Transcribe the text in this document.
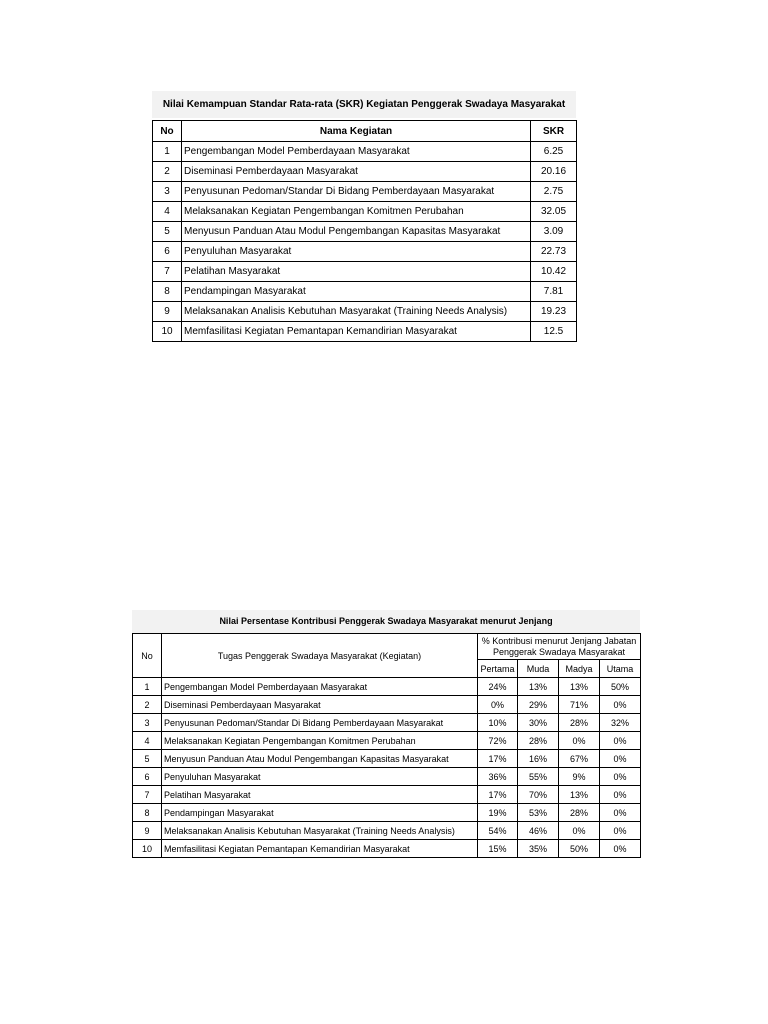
Nilai Kemampuan Standar Rata-rata (SKR) Kegiatan Penggerak Swadaya Masyarakat
No	Nama Kegiatan	SKR
1	Pengembangan Model Pemberdayaan Masyarakat	6.25
2	Diseminasi Pemberdayaan Masyarakat	20.16
3	Penyusunan Pedoman/Standar Di Bidang Pemberdayaan Masyarakat	2.75
4	Melaksanakan Kegiatan Pengembangan Komitmen Perubahan	32.05
5	Menyusun Panduan Atau Modul Pengembangan Kapasitas Masyarakat	3.09
6	Penyuluhan Masyarakat	22.73
7	Pelatihan Masyarakat	10.42
8	Pendampingan Masyarakat	7.81
9	Melaksanakan Analisis Kebutuhan Masyarakat (Training Needs Analysis)	19.23
10	Memfasilitasi Kegiatan Pemantapan Kemandirian Masyarakat	12.5
Nilai Persentase Kontribusi Penggerak Swadaya Masyarakat menurut Jenjang
No	Tugas Penggerak Swadaya Masyarakat (Kegiatan)	% Kontribusi menurut Jenjang Jabatan Penggerak Swadaya Masyarakat			
		Pertama	Muda	Madya	Utama
1	Pengembangan Model Pemberdayaan Masyarakat	24%	13%	13%	50%
2	Diseminasi Pemberdayaan Masyarakat	0%	29%	71%	0%
3	Penyusunan Pedoman/Standar Di Bidang Pemberdayaan Masyarakat	10%	30%	28%	32%
4	Melaksanakan Kegiatan Pengembangan Komitmen Perubahan	72%	28%	0%	0%
5	Menyusun Panduan Atau Modul Pengembangan Kapasitas Masyarakat	17%	16%	67%	0%
6	Penyuluhan Masyarakat	36%	55%	9%	0%
7	Pelatihan Masyarakat	17%	70%	13%	0%
8	Pendampingan Masyarakat	19%	53%	28%	0%
9	Melaksanakan Analisis Kebutuhan Masyarakat (Training Needs Analysis)	54%	46%	0%	0%
10	Memfasilitasi Kegiatan Pemantapan Kemandirian Masyarakat	15%	35%	50%	0%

▬▬▬▬▬▬

Omit the pictures. Transcribe every record exactly.

Transcribe the text in this document.
Nilai Kemampuan Standar Rata-rata (SKR) Kegiatan Penggerak Swadaya Masyarakat
No	Nama Kegiatan	SKR
1	Pengembangan Model Pemberdayaan Masyarakat	6.25
2	Diseminasi Pemberdayaan Masyarakat	20.16
3	Penyusunan Pedoman/Standar Di Bidang Pemberdayaan Masyarakat	2.75
4	Melaksanakan Kegiatan Pengembangan Komitmen Perubahan	32.05
5	Menyusun Panduan Atau Modul Pengembangan Kapasitas Masyarakat	3.09
6	Penyuluhan Masyarakat	22.73
7	Pelatihan Masyarakat	10.42
8	Pendampingan Masyarakat	7.81
9	Melaksanakan Analisis Kebutuhan Masyarakat (Training Needs Analysis)	19.23
10	Memfasilitasi Kegiatan Pemantapan Kemandirian Masyarakat	12.5
Nilai Persentase Kontribusi Penggerak Swadaya Masyarakat menurut Jenjang
No	Tugas Penggerak Swadaya Masyarakat (Kegiatan)	% Kontribusi menurut Jenjang Jabatan Penggerak Swadaya Masyarakat			
		Pertama	Muda	Madya	Utama
1	Pengembangan Model Pemberdayaan Masyarakat	24%	13%	13%	50%
2	Diseminasi Pemberdayaan Masyarakat	0%	29%	71%	0%
3	Penyusunan Pedoman/Standar Di Bidang Pemberdayaan Masyarakat	10%	30%	28%	32%
4	Melaksanakan Kegiatan Pengembangan Komitmen Perubahan	72%	28%	0%	0%
5	Menyusun Panduan Atau Modul Pengembangan Kapasitas Masyarakat	17%	16%	67%	0%
6	Penyuluhan Masyarakat	36%	55%	9%	0%
7	Pelatihan Masyarakat	17%	70%	13%	0%
8	Pendampingan Masyarakat	19%	53%	28%	0%
9	Melaksanakan Analisis Kebutuhan Masyarakat (Training Needs Analysis)	54%	46%	0%	0%
10	Memfasilitasi Kegiatan Pemantapan Kemandirian Masyarakat	15%	35%	50%	0%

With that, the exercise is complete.